■ **Entries shown**:
+===+

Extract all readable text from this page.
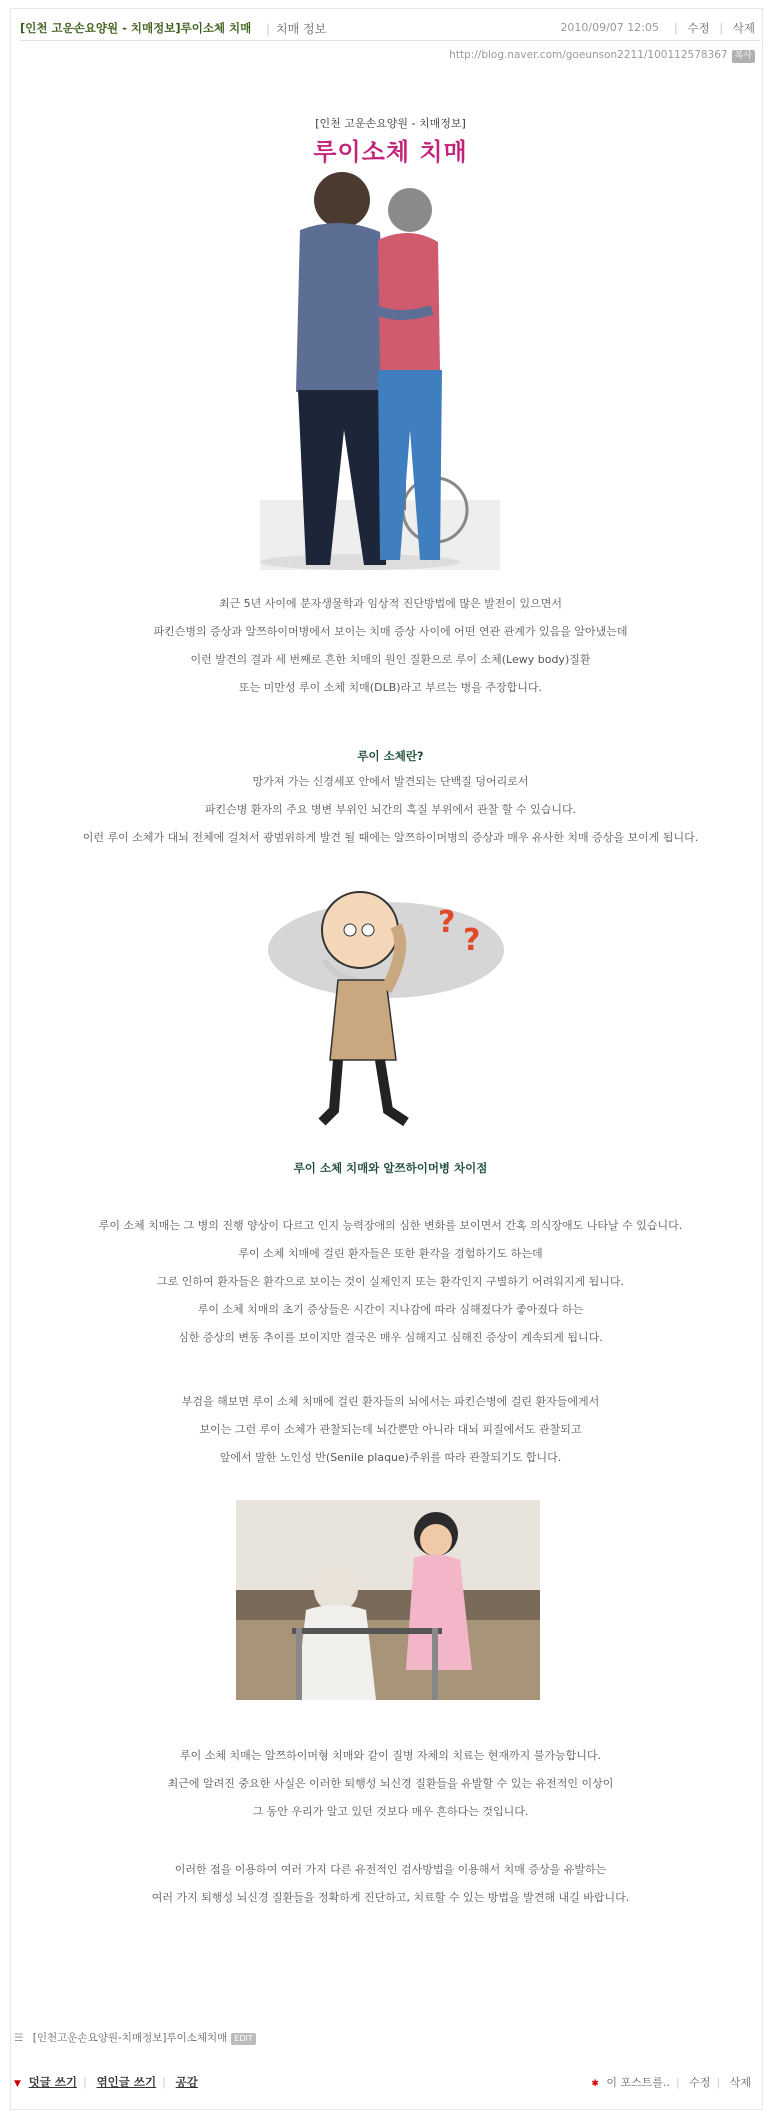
[인천 고운손요양원 - 치매정보]루이소체 치매	| 치매 정보	2010/09/07 12:05	| 수정 | 삭제
http://blog.naver.com/goeunson2211/100112578367 복사
[인천 고운손요양원 - 치매정보]
루이소체 치매

최근 5년 사이에 분자생물학과 임상적 진단방법에 많은 발전이 있으면서

파킨슨병의 증상과 알쯔하이머병에서 보이는 치매 증상 사이에 어떤 연관 관계가 있음을 알아냈는데

이런 발견의 결과 세 번째로 흔한 치매의 원인 질환으로 루이 소체(Lewy body)질환

또는 미만성 루이 소체 치매(DLB)라고 부르는 병을 주장합니다.

루이 소체란?

망가져 가는 신경세포 안에서 발견되는 단백질 덩어리로서

파킨슨병 환자의 주요 병변 부위인 뇌간의 흑질 부위에서 관찰 할 수 있습니다.

이런 루이 소체가 대뇌 전체에 걸쳐서 광범위하게 발견 될 때에는 알쯔하이머병의 증상과 매우 유사한 치매 증상을 보이게 됩니다.

?
?
루이 소체 치매와 알쯔하이머병 차이점

루이 소체 치매는 그 병의 진행 양상이 다르고 인지 능력장애의 심한 변화를 보이면서 간혹 의식장애도 나타날 수 있습니다.

루이 소체 치매에 걸린 환자들은 또한 환각을 경험하기도 하는데

그로 인하여 환자들은 환각으로 보이는 것이 실제인지 또는 환각인지 구별하기 어려워지게 됩니다.

루이 소체 치매의 초기 증상들은 시간이 지나감에 따라 심해졌다가 좋아졌다 하는

심한 증상의 변동 추이를 보이지만 결국은 매우 심해지고 심해진 증상이 계속되게 됩니다.

부검을 해보면 루이 소체 치매에 걸린 환자들의 뇌에서는 파킨슨병에 걸린 환자들에게서

보이는 그런 루이 소체가 관찰되는데 뇌간뿐만 아니라 대뇌 피질에서도 관찰되고

앞에서 말한 노인성 반(Senile plaque)주위를 따라 관찰되기도 합니다.

루이 소체 치매는 알쯔하이머형 치매와 같이 질병 자체의 치료는 현재까지 불가능합니다.

최근에 알려진 중요한 사실은 이러한 퇴행성 뇌신경 질환들을 유발할 수 있는 유전적인 이상이

그 동안 우리가 알고 있던 것보다 매우 흔하다는 것입니다.

이러한 점을 이용하여 여러 가지 다른 유전적인 검사방법을 이용해서 치매 증상을 유발하는

여러 가지 퇴행성 뇌신경 질환들을 정확하게 진단하고, 치료할 수 있는 방법을 발견해 내길 바랍니다.

☰ [인천고운손요양원-치매정보]루이소체치매 EDIT
▼ 덧글 쓰기 | 엮인글 쓰기 | 공감	✱ 이 포스트를.. | 수정 | 삭제
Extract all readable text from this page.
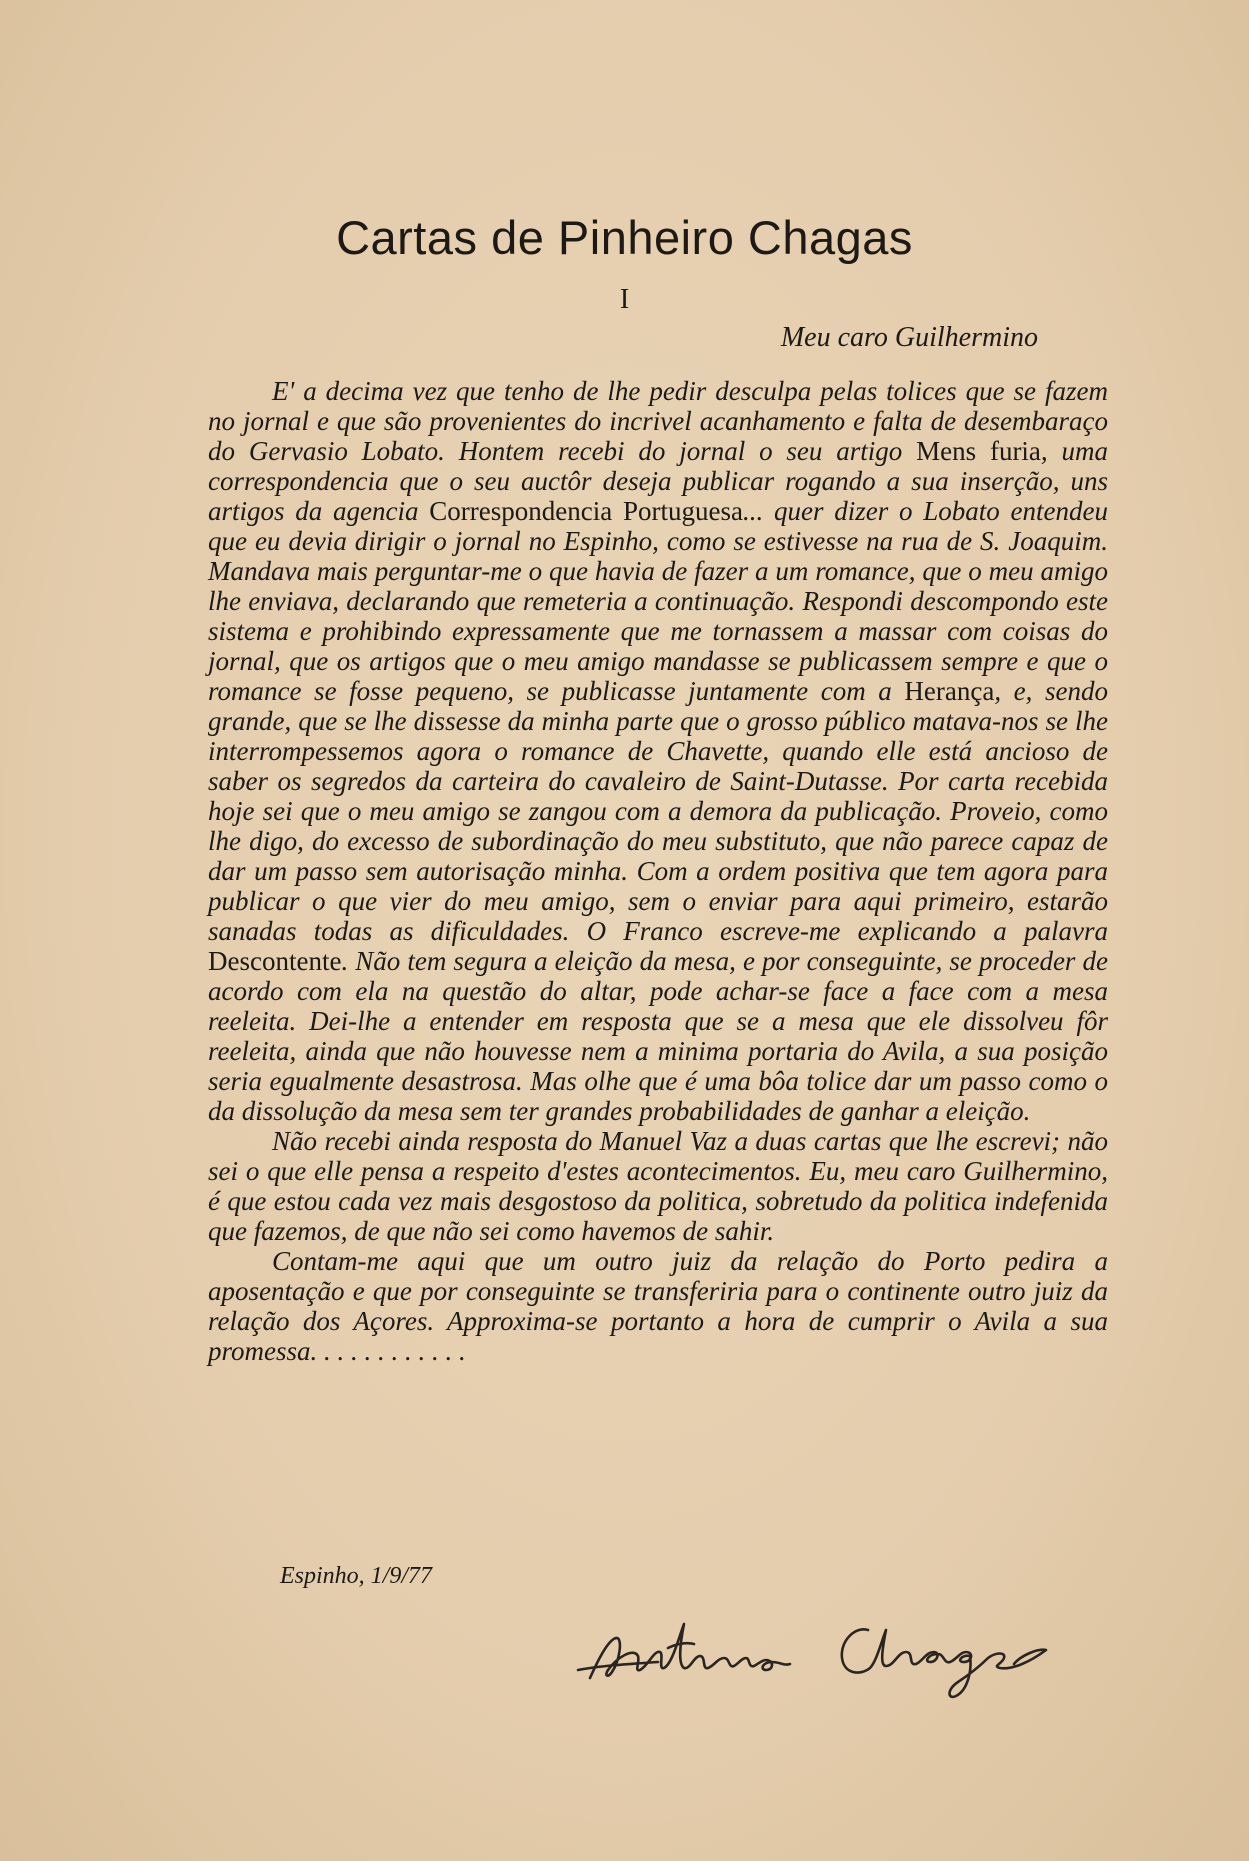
Cartas de Pinheiro Chagas
I
Meu caro Guilhermino

E' a decima vez que tenho de lhe pedir desculpa pelas tolices que se fazem no jornal e que são provenientes do incrivel acanhamento e falta de desembaraço do Gervasio Lobato. Hontem recebi do jornal o seu artigo Mens furia, uma correspondencia que o seu auctôr deseja publicar rogando a sua inserção, uns artigos da agencia Correspondencia Portuguesa... quer dizer o Lobato entendeu que eu devia dirigir o jornal no Espinho, como se estivesse na rua de S. Joaquim. Mandava mais perguntar-me o que havia de fazer a um romance, que o meu amigo lhe enviava, declarando que remeteria a continuação. Respondi descompondo este sistema e prohibindo expressamente que me tornassem a massar com coisas do jornal, que os artigos que o meu amigo mandasse se publicassem sempre e que o romance se fosse pequeno, se publicasse juntamente com a Herança, e, sendo grande, que se lhe dissesse da minha parte que o grosso público matava-nos se lhe interrompessemos agora o romance de Chavette, quando elle está ancioso de saber os segredos da carteira do cavaleiro de Saint-Dutasse. Por carta recebida hoje sei que o meu amigo se zangou com a demora da publicação. Proveio, como lhe digo, do excesso de subordinação do meu substituto, que não parece capaz de dar um passo sem autorisação minha. Com a ordem positiva que tem agora para publicar o que vier do meu amigo, sem o enviar para aqui primeiro, estarão sanadas todas as dificuldades. O Franco escreve-me explicando a palavra Descontente. Não tem segura a eleição da mesa, e por conseguinte, se proceder de acordo com ela na questão do altar, pode achar-se face a face com a mesa reeleita. Dei-lhe a entender em resposta que se a mesa que ele dissolveu fôr reeleita, ainda que não houvesse nem a minima portaria do Avila, a sua posição seria egualmente desastrosa. Mas olhe que é uma bôa tolice dar um passo como o da dissolução da mesa sem ter grandes probabilidades de ganhar a eleição.

Não recebi ainda resposta do Manuel Vaz a duas cartas que lhe escrevi; não sei o que elle pensa a respeito d'estes acontecimentos. Eu, meu caro Guilhermino, é que estou cada vez mais desgostoso da politica, sobretudo da politica indefenida que fazemos, de que não sei como havemos de sahir.

Contam-me aqui que um outro juiz da relação do Porto pedira a aposentação e que por conseguinte se transferiria para o continente outro juiz da relação dos Açores. Approxima-se portanto a hora de cumprir o Avila a sua promessa. . . . . . . . . . . .

Espinho, 1/9/77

+===+

Which lines in the data above contain "있습니다"? Show each one.

■ **Output of the task**:
파킨슨병 환자의 주요 병변 부위인 뇌간의 흑질 부위에서 관찰 할 수 있습니다.
루이 소체 치매는 그 병의 진행 양상이 다르고 인지 능력장애의 심한 변화를 보이면서 간혹 의식장애도 나타날 수 있습니다.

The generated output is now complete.